EXERCISE DETAILS - Give the records back in full, exactly as they read.
=====
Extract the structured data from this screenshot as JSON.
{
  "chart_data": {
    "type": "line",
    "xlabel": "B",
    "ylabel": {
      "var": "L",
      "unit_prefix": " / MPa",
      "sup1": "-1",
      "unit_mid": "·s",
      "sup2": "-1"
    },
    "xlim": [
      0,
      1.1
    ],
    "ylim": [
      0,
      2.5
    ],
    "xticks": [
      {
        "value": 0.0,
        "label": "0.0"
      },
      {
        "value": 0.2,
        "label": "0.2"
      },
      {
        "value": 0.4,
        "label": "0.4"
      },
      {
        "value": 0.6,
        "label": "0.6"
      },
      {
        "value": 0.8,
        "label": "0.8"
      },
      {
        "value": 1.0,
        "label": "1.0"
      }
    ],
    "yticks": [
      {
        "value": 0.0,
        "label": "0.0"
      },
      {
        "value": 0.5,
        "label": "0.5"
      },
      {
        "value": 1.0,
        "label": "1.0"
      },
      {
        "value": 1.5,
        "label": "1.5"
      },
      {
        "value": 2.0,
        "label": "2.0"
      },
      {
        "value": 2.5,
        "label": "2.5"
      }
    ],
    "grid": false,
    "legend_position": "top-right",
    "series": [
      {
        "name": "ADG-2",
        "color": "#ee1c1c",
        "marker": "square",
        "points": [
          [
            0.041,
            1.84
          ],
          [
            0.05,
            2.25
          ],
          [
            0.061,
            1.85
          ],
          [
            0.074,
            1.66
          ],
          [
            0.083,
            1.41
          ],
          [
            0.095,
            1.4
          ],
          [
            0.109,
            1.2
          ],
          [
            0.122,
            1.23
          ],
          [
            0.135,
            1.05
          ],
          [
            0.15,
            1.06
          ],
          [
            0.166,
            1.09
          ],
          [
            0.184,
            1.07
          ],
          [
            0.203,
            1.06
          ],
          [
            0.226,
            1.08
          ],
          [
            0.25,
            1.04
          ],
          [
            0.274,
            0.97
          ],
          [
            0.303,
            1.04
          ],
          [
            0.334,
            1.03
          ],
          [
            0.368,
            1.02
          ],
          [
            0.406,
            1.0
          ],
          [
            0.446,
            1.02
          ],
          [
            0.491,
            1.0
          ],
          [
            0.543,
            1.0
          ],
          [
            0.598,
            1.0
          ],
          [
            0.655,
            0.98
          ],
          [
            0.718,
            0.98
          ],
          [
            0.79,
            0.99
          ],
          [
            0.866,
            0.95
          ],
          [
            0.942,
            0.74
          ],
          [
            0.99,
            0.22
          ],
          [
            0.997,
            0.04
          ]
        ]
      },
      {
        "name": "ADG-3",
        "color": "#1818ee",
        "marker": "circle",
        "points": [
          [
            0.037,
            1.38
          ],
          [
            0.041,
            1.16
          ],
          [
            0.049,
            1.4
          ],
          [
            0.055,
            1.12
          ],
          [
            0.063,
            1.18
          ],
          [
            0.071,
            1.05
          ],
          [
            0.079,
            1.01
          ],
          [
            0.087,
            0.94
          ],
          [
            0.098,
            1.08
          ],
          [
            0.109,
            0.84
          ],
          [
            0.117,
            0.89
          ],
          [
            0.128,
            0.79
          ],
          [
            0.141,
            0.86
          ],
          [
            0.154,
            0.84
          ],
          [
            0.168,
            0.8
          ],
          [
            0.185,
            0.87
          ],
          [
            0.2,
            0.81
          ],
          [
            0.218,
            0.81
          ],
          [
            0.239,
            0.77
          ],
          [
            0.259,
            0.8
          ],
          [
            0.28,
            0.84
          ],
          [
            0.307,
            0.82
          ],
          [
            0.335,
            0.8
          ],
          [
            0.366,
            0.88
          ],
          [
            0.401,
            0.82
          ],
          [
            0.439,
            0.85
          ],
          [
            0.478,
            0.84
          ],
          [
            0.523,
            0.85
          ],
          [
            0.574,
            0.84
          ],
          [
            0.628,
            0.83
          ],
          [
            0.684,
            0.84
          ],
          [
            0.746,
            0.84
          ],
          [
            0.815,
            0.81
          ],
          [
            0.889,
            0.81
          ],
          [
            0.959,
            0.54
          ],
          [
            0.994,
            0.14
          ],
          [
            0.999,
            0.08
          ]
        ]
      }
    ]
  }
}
=====
ANSWER -
Extract the structured data from this screenshot as JSON.
{
  "chart_data": {
    "type": "line",
    "xlabel": "B",
    "ylabel": {
      "var": "L",
      "unit_prefix": " / MPa",
      "sup1": "-1",
      "unit_mid": "·s",
      "sup2": "-1"
    },
    "xlim": [
      0,
      1.1
    ],
    "ylim": [
      0,
      2.5
    ],
    "xticks": [
      {
        "value": 0.0,
        "label": "0.0"
      },
      {
        "value": 0.2,
        "label": "0.2"
      },
      {
        "value": 0.4,
        "label": "0.4"
      },
      {
        "value": 0.6,
        "label": "0.6"
      },
      {
        "value": 0.8,
        "label": "0.8"
      },
      {
        "value": 1.0,
        "label": "1.0"
      }
    ],
    "yticks": [
      {
        "value": 0.0,
        "label": "0.0"
      },
      {
        "value": 0.5,
        "label": "0.5"
      },
      {
        "value": 1.0,
        "label": "1.0"
      },
      {
        "value": 1.5,
        "label": "1.5"
      },
      {
        "value": 2.0,
        "label": "2.0"
      },
      {
        "value": 2.5,
        "label": "2.5"
      }
    ],
    "grid": false,
    "legend_position": "top-right",
    "series": [
      {
        "name": "ADG-2",
        "color": "#ee1c1c",
        "marker": "square",
        "points": [
          [
            0.041,
            1.84
          ],
          [
            0.05,
            2.25
          ],
          [
            0.061,
            1.85
          ],
          [
            0.074,
            1.66
          ],
          [
            0.083,
            1.41
          ],
          [
            0.095,
            1.4
          ],
          [
            0.109,
            1.2
          ],
          [
            0.122,
            1.23
          ],
          [
            0.135,
            1.05
          ],
          [
            0.15,
            1.06
          ],
          [
            0.166,
            1.09
          ],
          [
            0.184,
            1.07
          ],
          [
            0.203,
            1.06
          ],
          [
            0.226,
            1.08
          ],
          [
            0.25,
            1.04
          ],
          [
            0.274,
            0.97
          ],
          [
            0.303,
            1.04
          ],
          [
            0.334,
            1.03
          ],
          [
            0.368,
            1.02
          ],
          [
            0.406,
            1.0
          ],
          [
            0.446,
            1.02
          ],
          [
            0.491,
            1.0
          ],
          [
            0.543,
            1.0
          ],
          [
            0.598,
            1.0
          ],
          [
            0.655,
            0.98
          ],
          [
            0.718,
            0.98
          ],
          [
            0.79,
            0.99
          ],
          [
            0.866,
            0.95
          ],
          [
            0.942,
            0.74
          ],
          [
            0.99,
            0.22
          ],
          [
            0.997,
            0.04
          ]
        ]
      },
      {
        "name": "ADG-3",
        "color": "#1818ee",
        "marker": "circle",
        "points": [
          [
            0.037,
            1.38
          ],
          [
            0.041,
            1.16
          ],
          [
            0.049,
            1.4
          ],
          [
            0.055,
            1.12
          ],
          [
            0.063,
            1.18
          ],
          [
            0.071,
            1.05
          ],
          [
            0.079,
            1.01
          ],
          [
            0.087,
            0.94
          ],
          [
            0.098,
            1.08
          ],
          [
            0.109,
            0.84
          ],
          [
            0.117,
            0.89
          ],
          [
            0.128,
            0.79
          ],
          [
            0.141,
            0.86
          ],
          [
            0.154,
            0.84
          ],
          [
            0.168,
            0.8
          ],
          [
            0.185,
            0.87
          ],
          [
            0.2,
            0.81
          ],
          [
            0.218,
            0.81
          ],
          [
            0.239,
            0.77
          ],
          [
            0.259,
            0.8
          ],
          [
            0.28,
            0.84
          ],
          [
            0.307,
            0.82
          ],
          [
            0.335,
            0.8
          ],
          [
            0.366,
            0.88
          ],
          [
            0.401,
            0.82
          ],
          [
            0.439,
            0.85
          ],
          [
            0.478,
            0.84
          ],
          [
            0.523,
            0.85
          ],
          [
            0.574,
            0.84
          ],
          [
            0.628,
            0.83
          ],
          [
            0.684,
            0.84
          ],
          [
            0.746,
            0.84
          ],
          [
            0.815,
            0.81
          ],
          [
            0.889,
            0.81
          ],
          [
            0.959,
            0.54
          ],
          [
            0.994,
            0.14
          ],
          [
            0.999,
            0.08
          ]
        ]
      }
    ]
  }
}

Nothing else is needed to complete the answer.